• [What you should do]:
Quote the Eurovision passage word for word, from "When the rehearsals" up to and including "the leader board.".

• [Text provided]:
______
At the end of a multi-week selection there were two shortlisted singers, each of whom recorded the two short listed songs. Lena Meyer-Landrut’s version of ‘Satellite’ topped the German charts almost immediately. When it entered the Austrian and Swiss charts Eurovision fans started to take notice. In the quiescence after the mid-March Reference Group, Lena seemed to fall off the radar a bit.
When the rehearsals started in Oslo, Lena rocked up in a little black dress and just sang the song. Many wrote off her chances—except perhaps Raab and Lena. She sounded great, she looked great, she looked comfortable and she clearly was having fun. And Europe decided to join her!
Buzz Kill ≠ Victory
Many Eurovision entries have been built around an important social message, which is laudable: art is sometimes uniquely positioned to illuminate the need for change in our world. Over six decades of Eurovision Song Contests war, family violence, terrorism, and racism have been the subject of really strong entries (including several in 2018 too). While many of us appreciate it when the Song Contest is used as a platform for such aims, it does not often result in a finish near the top of the leader board.
______
• [Stored data]:
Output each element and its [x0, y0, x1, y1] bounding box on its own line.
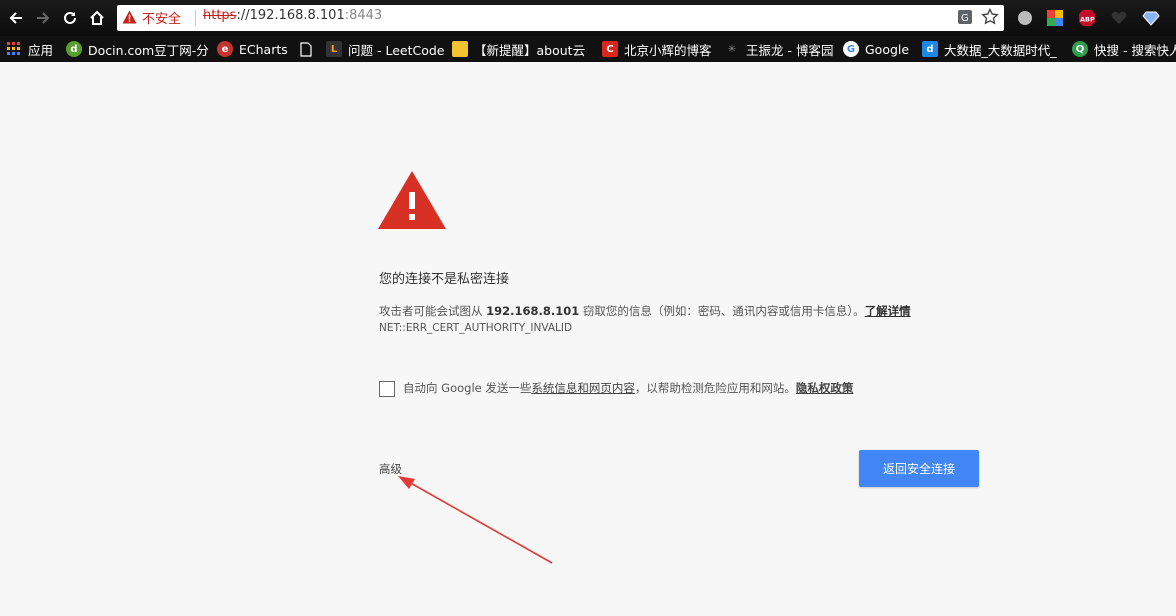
bookmark-label: Docin.com豆丁网-分	[88, 42, 209, 58]
learn-more-link[interactable]: 了解详情	[865, 304, 911, 318]
report-checkbox[interactable]	[379, 381, 395, 397]
separator	[195, 10, 196, 26]
echarts-icon: e	[217, 41, 233, 57]
home-button[interactable]	[85, 6, 109, 30]
bookmark-kuaisou[interactable]: Q 快搜 - 搜索快人	[1072, 39, 1176, 59]
bookmark-apps[interactable]: 应用	[6, 39, 53, 59]
back-to-safety-button[interactable]: 返回安全连接	[859, 450, 979, 487]
bookmark-docin[interactable]: d Docin.com豆丁网-分	[66, 39, 209, 59]
bookmarks-bar: 应用 d Docin.com豆丁网-分 e ECharts L 问题 - Lee…	[0, 36, 1176, 62]
page-icon	[298, 41, 314, 57]
system-info-link[interactable]: 系统信息和网页内容	[531, 381, 635, 395]
address-bar[interactable]: 不安全 https://192.168.8.101:8443 G	[117, 5, 1004, 31]
back-arrow-icon	[9, 12, 22, 24]
translate-icon[interactable]: G	[957, 9, 973, 25]
bookmark-label: 快搜 - 搜索快人	[1094, 42, 1176, 58]
url-text[interactable]: https://192.168.8.101:8443	[203, 8, 382, 23]
bookmark-leetcode[interactable]: L 问题 - LeetCode	[326, 39, 445, 59]
url-port: :8443	[344, 8, 383, 23]
page-title: 您的连接不是私密连接	[379, 272, 510, 287]
bookmark-label: Google	[865, 41, 910, 57]
abp-label: ABP	[1080, 16, 1095, 24]
abp-icon[interactable]: ABP	[1078, 9, 1096, 27]
about-cloud-icon	[452, 41, 468, 57]
bookmark-label: 北京小辉的博客	[624, 42, 712, 58]
desc-host: 192.168.8.101	[486, 304, 580, 318]
checkbox-prefix: 自动向 Google 发送一些	[403, 381, 532, 395]
google-icon: G	[843, 41, 859, 57]
csdn-icon: C	[602, 41, 618, 57]
circle-extension-icon[interactable]	[1016, 9, 1034, 27]
error-description: 攻击者可能会试图从 192.168.8.101 窃取您的信息（例如：密码、通讯内…	[379, 303, 911, 319]
forward-button[interactable]	[31, 6, 55, 30]
back-button[interactable]	[4, 6, 28, 30]
browser-toolbar: 不安全 https://192.168.8.101:8443 G ABP	[0, 0, 1176, 36]
warning-triangle-icon	[378, 171, 446, 229]
bookmark-label: 【新提醒】about云	[474, 42, 586, 58]
url-host: ://192.168.8.101	[236, 8, 345, 23]
heart-extension-icon[interactable]	[1110, 9, 1128, 27]
bookmark-cnblogs[interactable]: ✳ 王振龙 - 博客园	[724, 39, 834, 59]
kuaisou-icon: Q	[1072, 41, 1088, 57]
reload-icon	[64, 11, 76, 24]
home-icon	[90, 10, 104, 25]
bookmark-star-icon[interactable]	[981, 8, 999, 26]
docin-icon: d	[66, 41, 82, 57]
bookmark-bigdata[interactable]: d 大数据_大数据时代_	[922, 39, 1057, 59]
bookmark-label: ECharts	[239, 41, 288, 57]
apps-grid-icon	[6, 41, 22, 57]
report-checkbox-label: 自动向 Google 发送一些系统信息和网页内容，以帮助检测危险应用和网站。隐私…	[403, 380, 853, 396]
error-code: NET::ERR_CERT_AUTHORITY_INVALID	[379, 322, 573, 334]
bookmark-label: 问题 - LeetCode	[348, 42, 445, 58]
bookmark-echarts[interactable]: e ECharts	[217, 39, 288, 59]
cnblogs-icon: ✳	[727, 43, 737, 55]
checkbox-middle: ，以帮助检测危险应用和网站。	[634, 381, 796, 395]
bookmark-google[interactable]: G Google	[843, 39, 909, 59]
reload-button[interactable]	[58, 6, 82, 30]
bookmark-about-cloud[interactable]: 【新提醒】about云	[452, 39, 585, 59]
url-scheme: https	[203, 8, 237, 23]
annotation-arrow	[398, 476, 553, 564]
svg-text:G: G	[961, 13, 969, 24]
colorful-extension-icon[interactable]	[1046, 9, 1064, 27]
leetcode-icon: L	[326, 41, 342, 57]
diamond-extension-icon[interactable]	[1142, 9, 1160, 27]
bookmark-label: 应用	[28, 42, 54, 58]
bigdata-icon: d	[922, 41, 938, 57]
bookmark-page[interactable]	[298, 39, 320, 59]
security-status[interactable]: 不安全	[142, 8, 181, 27]
forward-arrow-icon	[37, 12, 50, 24]
privacy-policy-link[interactable]: 隐私权政策	[796, 381, 854, 395]
desc-suffix: 窃取您的信息（例如：密码、通讯内容或信用卡信息）。	[579, 304, 865, 318]
bookmark-label: 大数据_大数据时代_	[944, 42, 1057, 58]
warning-triangle-icon	[122, 10, 137, 24]
bookmark-label: 王振龙 - 博客园	[746, 42, 834, 58]
bookmark-csdn[interactable]: C 北京小辉的博客	[602, 39, 712, 59]
interstitial-page: 您的连接不是私密连接 攻击者可能会试图从 192.168.8.101 窃取您的信…	[0, 62, 1176, 616]
desc-prefix: 攻击者可能会试图从	[379, 304, 487, 318]
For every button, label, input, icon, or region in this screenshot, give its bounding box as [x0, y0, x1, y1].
______
• [Answer in full]:
When the rehearsals started in Oslo, Lena rocked up in a little black dress and just sang the song. Many wrote off her chances—except perhaps Raab and Lena. She sounded great, she looked great, she looked comfortable and she clearly was having fun. And Europe decided to join her!
Buzz Kill ≠ Victory
Many Eurovision entries have been built around an important social message, which is laudable: art is sometimes uniquely positioned to illuminate the need for change in our world. Over six decades of Eurovision Song Contests war, family violence, terrorism, and racism have been the subject of really strong entries (including several in 2018 too). While many of us appreciate it when the Song Contest is used as a platform for such aims, it does not often result in a finish near the top of the leader board.